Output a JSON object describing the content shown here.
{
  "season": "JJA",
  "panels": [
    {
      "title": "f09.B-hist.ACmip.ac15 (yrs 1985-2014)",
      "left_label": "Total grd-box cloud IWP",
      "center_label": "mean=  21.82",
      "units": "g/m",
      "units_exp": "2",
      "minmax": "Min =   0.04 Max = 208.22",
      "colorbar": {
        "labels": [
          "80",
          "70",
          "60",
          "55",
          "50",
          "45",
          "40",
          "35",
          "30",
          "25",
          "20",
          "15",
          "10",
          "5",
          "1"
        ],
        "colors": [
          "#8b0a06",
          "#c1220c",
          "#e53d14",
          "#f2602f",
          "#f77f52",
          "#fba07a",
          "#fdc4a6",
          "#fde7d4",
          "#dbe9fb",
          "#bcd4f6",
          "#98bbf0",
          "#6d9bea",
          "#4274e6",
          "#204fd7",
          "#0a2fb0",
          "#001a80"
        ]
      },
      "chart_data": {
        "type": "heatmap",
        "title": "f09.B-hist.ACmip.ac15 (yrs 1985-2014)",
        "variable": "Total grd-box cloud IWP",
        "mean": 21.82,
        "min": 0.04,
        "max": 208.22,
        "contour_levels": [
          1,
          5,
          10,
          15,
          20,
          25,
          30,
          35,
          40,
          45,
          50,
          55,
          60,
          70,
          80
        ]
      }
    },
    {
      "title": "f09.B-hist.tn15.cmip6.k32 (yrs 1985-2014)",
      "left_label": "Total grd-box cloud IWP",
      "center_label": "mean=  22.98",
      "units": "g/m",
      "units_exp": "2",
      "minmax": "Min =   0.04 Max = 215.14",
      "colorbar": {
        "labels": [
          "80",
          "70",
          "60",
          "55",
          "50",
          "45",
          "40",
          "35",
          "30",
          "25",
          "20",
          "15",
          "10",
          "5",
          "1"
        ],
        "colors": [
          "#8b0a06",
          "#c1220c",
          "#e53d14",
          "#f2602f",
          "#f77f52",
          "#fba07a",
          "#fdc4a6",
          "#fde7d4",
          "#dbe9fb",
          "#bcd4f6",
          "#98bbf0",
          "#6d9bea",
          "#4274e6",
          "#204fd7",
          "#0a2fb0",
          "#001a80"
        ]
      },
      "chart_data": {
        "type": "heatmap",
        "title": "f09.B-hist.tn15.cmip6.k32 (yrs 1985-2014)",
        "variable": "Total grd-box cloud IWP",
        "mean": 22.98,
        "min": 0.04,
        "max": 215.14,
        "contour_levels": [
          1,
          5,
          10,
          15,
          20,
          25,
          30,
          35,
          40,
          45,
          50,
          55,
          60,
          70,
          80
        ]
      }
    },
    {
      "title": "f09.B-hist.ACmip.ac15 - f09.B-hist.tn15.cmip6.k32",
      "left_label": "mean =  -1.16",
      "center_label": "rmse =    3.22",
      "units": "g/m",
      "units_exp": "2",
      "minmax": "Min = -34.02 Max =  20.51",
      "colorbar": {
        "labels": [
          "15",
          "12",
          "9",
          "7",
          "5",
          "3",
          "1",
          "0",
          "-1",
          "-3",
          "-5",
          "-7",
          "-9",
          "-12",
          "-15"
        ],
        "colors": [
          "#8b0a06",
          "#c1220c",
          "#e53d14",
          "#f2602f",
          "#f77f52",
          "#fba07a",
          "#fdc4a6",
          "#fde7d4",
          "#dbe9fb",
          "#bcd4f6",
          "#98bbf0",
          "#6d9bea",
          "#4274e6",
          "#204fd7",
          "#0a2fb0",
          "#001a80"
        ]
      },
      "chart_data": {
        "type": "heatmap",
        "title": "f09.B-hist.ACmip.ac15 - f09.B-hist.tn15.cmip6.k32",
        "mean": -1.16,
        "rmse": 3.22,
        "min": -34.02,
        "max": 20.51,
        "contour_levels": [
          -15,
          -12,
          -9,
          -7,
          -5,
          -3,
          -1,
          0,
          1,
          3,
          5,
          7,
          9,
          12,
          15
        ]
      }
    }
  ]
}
________________________________________
Given exercise:
Restate the records, all of them, precisely as written.

Result of the exercise:
Output a JSON object describing the content shown here.
{
  "season": "JJA",
  "panels": [
    {
      "title": "f09.B-hist.ACmip.ac15 (yrs 1985-2014)",
      "left_label": "Total grd-box cloud IWP",
      "center_label": "mean=  21.82",
      "units": "g/m",
      "units_exp": "2",
      "minmax": "Min =   0.04 Max = 208.22",
      "colorbar": {
        "labels": [
          "80",
          "70",
          "60",
          "55",
          "50",
          "45",
          "40",
          "35",
          "30",
          "25",
          "20",
          "15",
          "10",
          "5",
          "1"
        ],
        "colors": [
          "#8b0a06",
          "#c1220c",
          "#e53d14",
          "#f2602f",
          "#f77f52",
          "#fba07a",
          "#fdc4a6",
          "#fde7d4",
          "#dbe9fb",
          "#bcd4f6",
          "#98bbf0",
          "#6d9bea",
          "#4274e6",
          "#204fd7",
          "#0a2fb0",
          "#001a80"
        ]
      },
      "chart_data": {
        "type": "heatmap",
        "title": "f09.B-hist.ACmip.ac15 (yrs 1985-2014)",
        "variable": "Total grd-box cloud IWP",
        "mean": 21.82,
        "min": 0.04,
        "max": 208.22,
        "contour_levels": [
          1,
          5,
          10,
          15,
          20,
          25,
          30,
          35,
          40,
          45,
          50,
          55,
          60,
          70,
          80
        ]
      }
    },
    {
      "title": "f09.B-hist.tn15.cmip6.k32 (yrs 1985-2014)",
      "left_label": "Total grd-box cloud IWP",
      "center_label": "mean=  22.98",
      "units": "g/m",
      "units_exp": "2",
      "minmax": "Min =   0.04 Max = 215.14",
      "colorbar": {
        "labels": [
          "80",
          "70",
          "60",
          "55",
          "50",
          "45",
          "40",
          "35",
          "30",
          "25",
          "20",
          "15",
          "10",
          "5",
          "1"
        ],
        "colors": [
          "#8b0a06",
          "#c1220c",
          "#e53d14",
          "#f2602f",
          "#f77f52",
          "#fba07a",
          "#fdc4a6",
          "#fde7d4",
          "#dbe9fb",
          "#bcd4f6",
          "#98bbf0",
          "#6d9bea",
          "#4274e6",
          "#204fd7",
          "#0a2fb0",
          "#001a80"
        ]
      },
      "chart_data": {
        "type": "heatmap",
        "title": "f09.B-hist.tn15.cmip6.k32 (yrs 1985-2014)",
        "variable": "Total grd-box cloud IWP",
        "mean": 22.98,
        "min": 0.04,
        "max": 215.14,
        "contour_levels": [
          1,
          5,
          10,
          15,
          20,
          25,
          30,
          35,
          40,
          45,
          50,
          55,
          60,
          70,
          80
        ]
      }
    },
    {
      "title": "f09.B-hist.ACmip.ac15 - f09.B-hist.tn15.cmip6.k32",
      "left_label": "mean =  -1.16",
      "center_label": "rmse =    3.22",
      "units": "g/m",
      "units_exp": "2",
      "minmax": "Min = -34.02 Max =  20.51",
      "colorbar": {
        "labels": [
          "15",
          "12",
          "9",
          "7",
          "5",
          "3",
          "1",
          "0",
          "-1",
          "-3",
          "-5",
          "-7",
          "-9",
          "-12",
          "-15"
        ],
        "colors": [
          "#8b0a06",
          "#c1220c",
          "#e53d14",
          "#f2602f",
          "#f77f52",
          "#fba07a",
          "#fdc4a6",
          "#fde7d4",
          "#dbe9fb",
          "#bcd4f6",
          "#98bbf0",
          "#6d9bea",
          "#4274e6",
          "#204fd7",
          "#0a2fb0",
          "#001a80"
        ]
      },
      "chart_data": {
        "type": "heatmap",
        "title": "f09.B-hist.ACmip.ac15 - f09.B-hist.tn15.cmip6.k32",
        "mean": -1.16,
        "rmse": 3.22,
        "min": -34.02,
        "max": 20.51,
        "contour_levels": [
          -15,
          -12,
          -9,
          -7,
          -5,
          -3,
          -1,
          0,
          1,
          3,
          5,
          7,
          9,
          12,
          15
        ]
      }
    }
  ]
}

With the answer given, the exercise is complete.